** START OF Extracted information **

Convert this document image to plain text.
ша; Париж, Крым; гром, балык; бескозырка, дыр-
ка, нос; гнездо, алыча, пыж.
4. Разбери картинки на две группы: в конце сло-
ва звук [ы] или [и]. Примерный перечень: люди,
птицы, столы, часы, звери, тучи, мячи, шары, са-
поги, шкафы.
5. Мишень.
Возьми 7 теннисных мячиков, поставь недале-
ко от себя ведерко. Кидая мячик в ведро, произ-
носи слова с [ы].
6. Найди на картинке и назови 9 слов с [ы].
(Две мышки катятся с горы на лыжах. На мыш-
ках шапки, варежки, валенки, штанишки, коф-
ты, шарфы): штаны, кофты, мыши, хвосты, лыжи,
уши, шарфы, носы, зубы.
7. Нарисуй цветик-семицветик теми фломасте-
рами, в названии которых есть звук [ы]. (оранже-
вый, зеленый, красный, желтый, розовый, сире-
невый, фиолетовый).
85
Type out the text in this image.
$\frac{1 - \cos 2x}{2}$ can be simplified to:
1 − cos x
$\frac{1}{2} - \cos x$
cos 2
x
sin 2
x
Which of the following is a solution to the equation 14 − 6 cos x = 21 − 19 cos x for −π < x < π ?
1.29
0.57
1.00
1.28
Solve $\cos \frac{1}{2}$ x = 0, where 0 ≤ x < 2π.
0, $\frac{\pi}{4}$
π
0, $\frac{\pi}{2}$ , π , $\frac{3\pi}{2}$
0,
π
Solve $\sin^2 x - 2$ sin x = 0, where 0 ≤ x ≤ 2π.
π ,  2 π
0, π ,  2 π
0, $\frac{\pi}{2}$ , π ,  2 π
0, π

** END OF Extracted information **

## Requirement
Without changing a word, restate the whole listing.

## The completed task
Convert this document image to plain text.
ша; Париж, Крым; гром, балык; бескозырка, дыр-
ка, нос; гнездо, алыча, пыж.
4. Разбери картинки на две группы: в конце сло-
ва звук [ы] или [и]. Примерный перечень: люди,
птицы, столы, часы, звери, тучи, мячи, шары, са-
поги, шкафы.
5. Мишень.
Возьми 7 теннисных мячиков, поставь недале-
ко от себя ведерко. Кидая мячик в ведро, произ-
носи слова с [ы].
6. Найди на картинке и назови 9 слов с [ы].
(Две мышки катятся с горы на лыжах. На мыш-
ках шапки, варежки, валенки, штанишки, коф-
ты, шарфы): штаны, кофты, мыши, хвосты, лыжи,
уши, шарфы, носы, зубы.
7. Нарисуй цветик-семицветик теми фломасте-
рами, в названии которых есть звук [ы]. (оранже-
вый, зеленый, красный, желтый, розовый, сире-
невый, фиолетовый).
85
Type out the text in this image.
$\frac{1 - \cos 2x}{2}$ can be simplified to:
1 − cos x
$\frac{1}{2} - \cos x$
cos 2
x
sin 2
x
Which of the following is a solution to the equation 14 − 6 cos x = 21 − 19 cos x for −π < x < π ?
1.29
0.57
1.00
1.28
Solve $\cos \frac{1}{2}$ x = 0, where 0 ≤ x < 2π.
0, $\frac{\pi}{4}$
π
0, $\frac{\pi}{2}$ , π , $\frac{3\pi}{2}$
0,
π
Solve $\sin^2 x - 2$ sin x = 0, where 0 ≤ x ≤ 2π.
π ,  2 π
0, π ,  2 π
0, $\frac{\pi}{2}$ , π ,  2 π
0, π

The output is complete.